→ THE TASK: What is needed is an exact copy of the entries below, from the line that contains "OCR this image." through the final line, both included, and nothing else.

## START ENTRIES PROVIDED

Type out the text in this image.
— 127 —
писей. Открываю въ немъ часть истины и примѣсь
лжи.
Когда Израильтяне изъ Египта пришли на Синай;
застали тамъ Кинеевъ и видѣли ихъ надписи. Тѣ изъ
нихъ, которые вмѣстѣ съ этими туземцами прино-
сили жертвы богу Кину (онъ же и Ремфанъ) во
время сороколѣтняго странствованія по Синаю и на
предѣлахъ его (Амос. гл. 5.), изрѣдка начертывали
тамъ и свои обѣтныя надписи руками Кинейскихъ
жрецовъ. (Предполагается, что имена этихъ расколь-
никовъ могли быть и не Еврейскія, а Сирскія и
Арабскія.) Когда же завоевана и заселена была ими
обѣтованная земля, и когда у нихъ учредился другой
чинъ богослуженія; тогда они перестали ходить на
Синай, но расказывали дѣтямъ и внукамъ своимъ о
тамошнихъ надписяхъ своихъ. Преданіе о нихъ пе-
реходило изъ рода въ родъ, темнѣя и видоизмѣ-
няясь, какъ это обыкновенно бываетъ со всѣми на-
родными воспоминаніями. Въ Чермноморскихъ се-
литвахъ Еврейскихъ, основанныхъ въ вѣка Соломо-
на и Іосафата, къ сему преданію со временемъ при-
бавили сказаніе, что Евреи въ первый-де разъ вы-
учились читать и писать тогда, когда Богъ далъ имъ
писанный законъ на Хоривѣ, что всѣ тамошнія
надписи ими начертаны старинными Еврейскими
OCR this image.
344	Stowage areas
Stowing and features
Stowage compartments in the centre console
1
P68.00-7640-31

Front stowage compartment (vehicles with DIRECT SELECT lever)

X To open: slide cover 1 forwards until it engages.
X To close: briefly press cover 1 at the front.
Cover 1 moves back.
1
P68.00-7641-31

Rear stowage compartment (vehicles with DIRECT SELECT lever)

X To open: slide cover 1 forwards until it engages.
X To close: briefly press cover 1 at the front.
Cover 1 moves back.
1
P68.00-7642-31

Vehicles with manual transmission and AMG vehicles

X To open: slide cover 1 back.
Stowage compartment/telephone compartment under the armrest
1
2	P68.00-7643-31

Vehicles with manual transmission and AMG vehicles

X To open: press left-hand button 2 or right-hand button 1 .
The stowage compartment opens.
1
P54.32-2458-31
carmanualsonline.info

## END ENTRIES PROVIDED

→ RESULT:
OCR this image.
344	Stowage areas
Stowing and features
Stowage compartments in the centre console
1
P68.00-7640-31

Front stowage compartment (vehicles with DIRECT SELECT lever)

X To open: slide cover 1 forwards until it engages.
X To close: briefly press cover 1 at the front.
Cover 1 moves back.
1
P68.00-7641-31

Rear stowage compartment (vehicles with DIRECT SELECT lever)

X To open: slide cover 1 forwards until it engages.
X To close: briefly press cover 1 at the front.
Cover 1 moves back.
1
P68.00-7642-31

Vehicles with manual transmission and AMG vehicles

X To open: slide cover 1 back.
Stowage compartment/telephone compartment under the armrest
1
2	P68.00-7643-31

Vehicles with manual transmission and AMG vehicles

X To open: press left-hand button 2 or right-hand button 1 .
The stowage compartment opens.
1
P54.32-2458-31
carmanualsonline.info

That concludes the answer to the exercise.